Stored data entries:
######
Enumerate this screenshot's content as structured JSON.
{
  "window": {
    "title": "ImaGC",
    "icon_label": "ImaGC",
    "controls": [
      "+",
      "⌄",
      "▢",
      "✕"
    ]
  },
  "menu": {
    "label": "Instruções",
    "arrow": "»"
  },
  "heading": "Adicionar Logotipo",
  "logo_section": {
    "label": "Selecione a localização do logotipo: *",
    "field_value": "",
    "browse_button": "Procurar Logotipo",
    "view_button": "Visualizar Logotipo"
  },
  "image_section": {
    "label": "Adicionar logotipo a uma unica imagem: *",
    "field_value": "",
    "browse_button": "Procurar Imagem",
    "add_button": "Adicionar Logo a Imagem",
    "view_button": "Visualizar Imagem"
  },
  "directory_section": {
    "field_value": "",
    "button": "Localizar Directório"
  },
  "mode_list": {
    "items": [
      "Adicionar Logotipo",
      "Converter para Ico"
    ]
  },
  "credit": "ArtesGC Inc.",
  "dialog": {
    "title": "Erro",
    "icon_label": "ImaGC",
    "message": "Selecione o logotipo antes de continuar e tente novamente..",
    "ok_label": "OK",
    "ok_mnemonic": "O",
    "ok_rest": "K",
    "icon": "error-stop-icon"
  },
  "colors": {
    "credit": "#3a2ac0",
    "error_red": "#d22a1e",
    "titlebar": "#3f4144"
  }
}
######
■ **Task details**: Repeat the listing exactly, from its first line to its last.

■ **Correct output**:
Enumerate this screenshot's content as structured JSON.
{
  "window": {
    "title": "ImaGC",
    "icon_label": "ImaGC",
    "controls": [
      "+",
      "⌄",
      "▢",
      "✕"
    ]
  },
  "menu": {
    "label": "Instruções",
    "arrow": "»"
  },
  "heading": "Adicionar Logotipo",
  "logo_section": {
    "label": "Selecione a localização do logotipo: *",
    "field_value": "",
    "browse_button": "Procurar Logotipo",
    "view_button": "Visualizar Logotipo"
  },
  "image_section": {
    "label": "Adicionar logotipo a uma unica imagem: *",
    "field_value": "",
    "browse_button": "Procurar Imagem",
    "add_button": "Adicionar Logo a Imagem",
    "view_button": "Visualizar Imagem"
  },
  "directory_section": {
    "field_value": "",
    "button": "Localizar Directório"
  },
  "mode_list": {
    "items": [
      "Adicionar Logotipo",
      "Converter para Ico"
    ]
  },
  "credit": "ArtesGC Inc.",
  "dialog": {
    "title": "Erro",
    "icon_label": "ImaGC",
    "message": "Selecione o logotipo antes de continuar e tente novamente..",
    "ok_label": "OK",
    "ok_mnemonic": "O",
    "ok_rest": "K",
    "icon": "error-stop-icon"
  },
  "colors": {
    "credit": "#3a2ac0",
    "error_red": "#d22a1e",
    "titlebar": "#3f4144"
  }
}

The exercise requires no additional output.